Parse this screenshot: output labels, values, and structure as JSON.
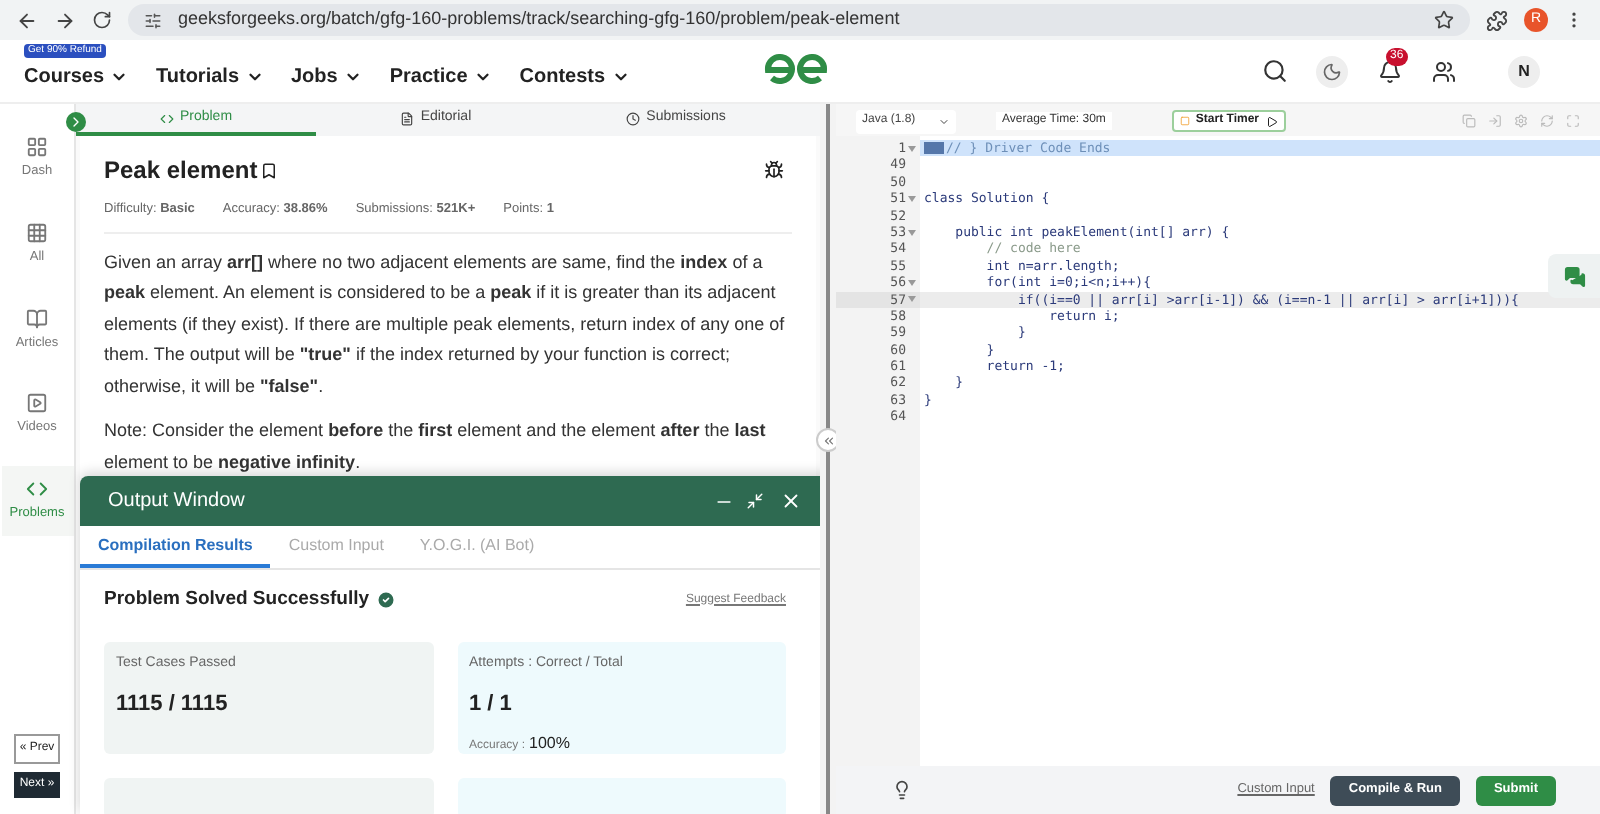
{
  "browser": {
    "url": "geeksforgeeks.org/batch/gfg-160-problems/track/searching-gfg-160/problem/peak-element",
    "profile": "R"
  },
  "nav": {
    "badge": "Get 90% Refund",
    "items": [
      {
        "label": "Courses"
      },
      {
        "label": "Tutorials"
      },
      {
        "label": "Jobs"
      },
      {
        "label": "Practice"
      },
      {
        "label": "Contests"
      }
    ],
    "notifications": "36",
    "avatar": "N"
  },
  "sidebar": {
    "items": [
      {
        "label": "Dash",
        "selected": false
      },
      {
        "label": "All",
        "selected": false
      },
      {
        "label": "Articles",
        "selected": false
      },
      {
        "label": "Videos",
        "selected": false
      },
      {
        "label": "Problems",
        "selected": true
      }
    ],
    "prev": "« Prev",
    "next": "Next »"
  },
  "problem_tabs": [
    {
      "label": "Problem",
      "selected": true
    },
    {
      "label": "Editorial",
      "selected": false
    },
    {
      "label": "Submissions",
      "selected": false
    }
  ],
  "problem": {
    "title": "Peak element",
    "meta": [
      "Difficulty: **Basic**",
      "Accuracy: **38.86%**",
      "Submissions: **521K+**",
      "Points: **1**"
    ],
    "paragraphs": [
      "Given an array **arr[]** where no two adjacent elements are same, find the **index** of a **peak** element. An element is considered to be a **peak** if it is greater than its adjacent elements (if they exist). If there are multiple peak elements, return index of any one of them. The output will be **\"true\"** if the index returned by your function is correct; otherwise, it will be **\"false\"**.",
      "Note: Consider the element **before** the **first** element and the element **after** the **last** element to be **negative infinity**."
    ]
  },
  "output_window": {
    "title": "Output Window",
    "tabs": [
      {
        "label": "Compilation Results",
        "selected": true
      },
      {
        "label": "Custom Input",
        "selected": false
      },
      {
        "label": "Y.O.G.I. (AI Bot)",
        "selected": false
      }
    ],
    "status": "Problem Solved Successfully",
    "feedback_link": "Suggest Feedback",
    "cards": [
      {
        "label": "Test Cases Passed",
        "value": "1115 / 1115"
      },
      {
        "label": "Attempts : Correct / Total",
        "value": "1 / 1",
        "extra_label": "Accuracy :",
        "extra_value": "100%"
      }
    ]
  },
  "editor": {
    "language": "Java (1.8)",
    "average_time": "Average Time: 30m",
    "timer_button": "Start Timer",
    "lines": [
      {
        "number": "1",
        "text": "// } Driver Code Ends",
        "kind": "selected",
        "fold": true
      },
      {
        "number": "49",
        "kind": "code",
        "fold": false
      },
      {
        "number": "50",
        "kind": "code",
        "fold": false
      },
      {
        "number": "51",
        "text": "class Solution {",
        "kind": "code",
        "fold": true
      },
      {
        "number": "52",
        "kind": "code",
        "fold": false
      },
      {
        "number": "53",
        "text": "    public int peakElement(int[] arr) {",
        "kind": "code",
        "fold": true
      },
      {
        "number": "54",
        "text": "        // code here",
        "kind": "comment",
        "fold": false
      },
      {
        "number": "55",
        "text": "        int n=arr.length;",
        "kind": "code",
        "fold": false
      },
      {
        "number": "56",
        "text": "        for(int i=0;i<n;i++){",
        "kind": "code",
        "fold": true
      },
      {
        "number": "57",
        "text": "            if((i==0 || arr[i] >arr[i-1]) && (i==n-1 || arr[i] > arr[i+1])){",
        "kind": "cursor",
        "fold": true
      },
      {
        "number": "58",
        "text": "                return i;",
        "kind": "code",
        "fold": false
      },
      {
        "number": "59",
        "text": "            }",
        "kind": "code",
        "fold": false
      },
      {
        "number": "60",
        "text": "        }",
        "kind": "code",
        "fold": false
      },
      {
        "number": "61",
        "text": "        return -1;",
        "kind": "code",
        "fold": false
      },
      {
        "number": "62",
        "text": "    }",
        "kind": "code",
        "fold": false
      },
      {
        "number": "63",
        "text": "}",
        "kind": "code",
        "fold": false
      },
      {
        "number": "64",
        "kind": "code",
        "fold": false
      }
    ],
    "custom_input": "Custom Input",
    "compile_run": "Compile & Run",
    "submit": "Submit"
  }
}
* * *
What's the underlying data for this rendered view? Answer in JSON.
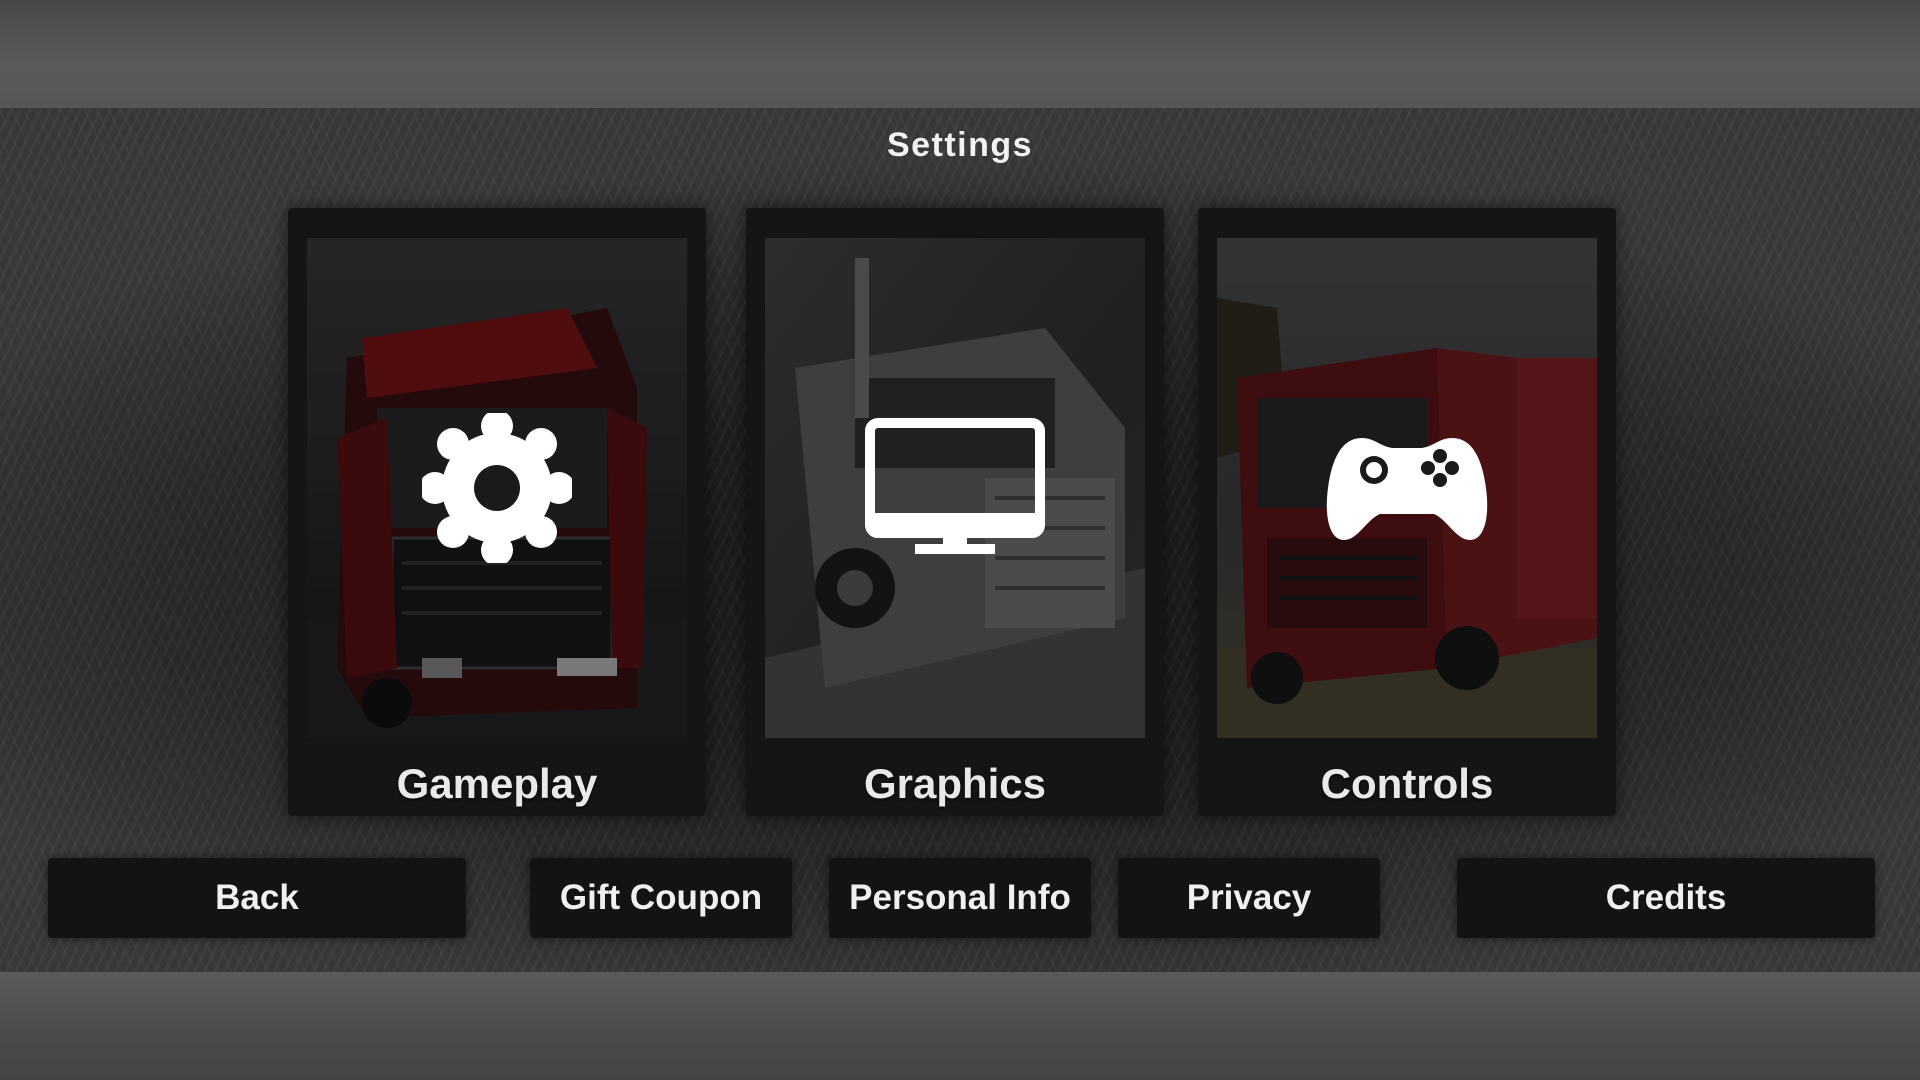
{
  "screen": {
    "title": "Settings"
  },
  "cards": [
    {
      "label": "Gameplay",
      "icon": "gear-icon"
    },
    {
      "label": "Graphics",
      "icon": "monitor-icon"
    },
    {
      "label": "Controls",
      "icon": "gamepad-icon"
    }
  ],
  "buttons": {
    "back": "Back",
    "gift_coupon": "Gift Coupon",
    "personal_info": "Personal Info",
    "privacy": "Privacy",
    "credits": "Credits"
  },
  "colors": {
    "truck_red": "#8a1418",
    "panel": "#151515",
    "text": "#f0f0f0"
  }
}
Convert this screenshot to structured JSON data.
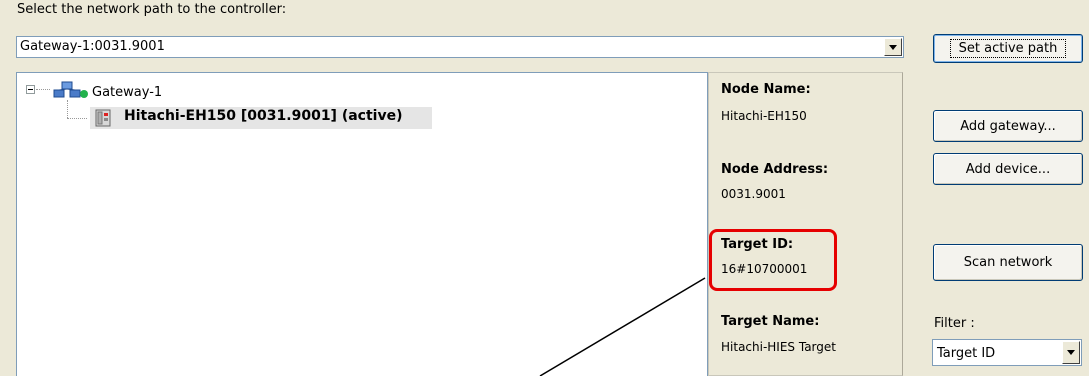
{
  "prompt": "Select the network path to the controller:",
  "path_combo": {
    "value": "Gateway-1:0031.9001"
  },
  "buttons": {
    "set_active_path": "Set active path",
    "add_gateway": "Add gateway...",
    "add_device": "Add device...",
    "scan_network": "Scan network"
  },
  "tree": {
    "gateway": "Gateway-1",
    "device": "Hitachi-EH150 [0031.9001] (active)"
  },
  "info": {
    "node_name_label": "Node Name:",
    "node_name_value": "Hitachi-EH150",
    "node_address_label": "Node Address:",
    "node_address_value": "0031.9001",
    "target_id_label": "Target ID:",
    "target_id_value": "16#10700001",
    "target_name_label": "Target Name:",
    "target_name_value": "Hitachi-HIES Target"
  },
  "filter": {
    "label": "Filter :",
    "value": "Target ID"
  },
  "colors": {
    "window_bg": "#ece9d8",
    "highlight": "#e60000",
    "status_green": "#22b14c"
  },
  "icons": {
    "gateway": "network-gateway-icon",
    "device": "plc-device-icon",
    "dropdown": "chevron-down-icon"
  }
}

* WORK TO COMPLETE: Scan the entries above and work out how many lines include the word "device"; the reply is that number alone.

* THE OUTPUT: 3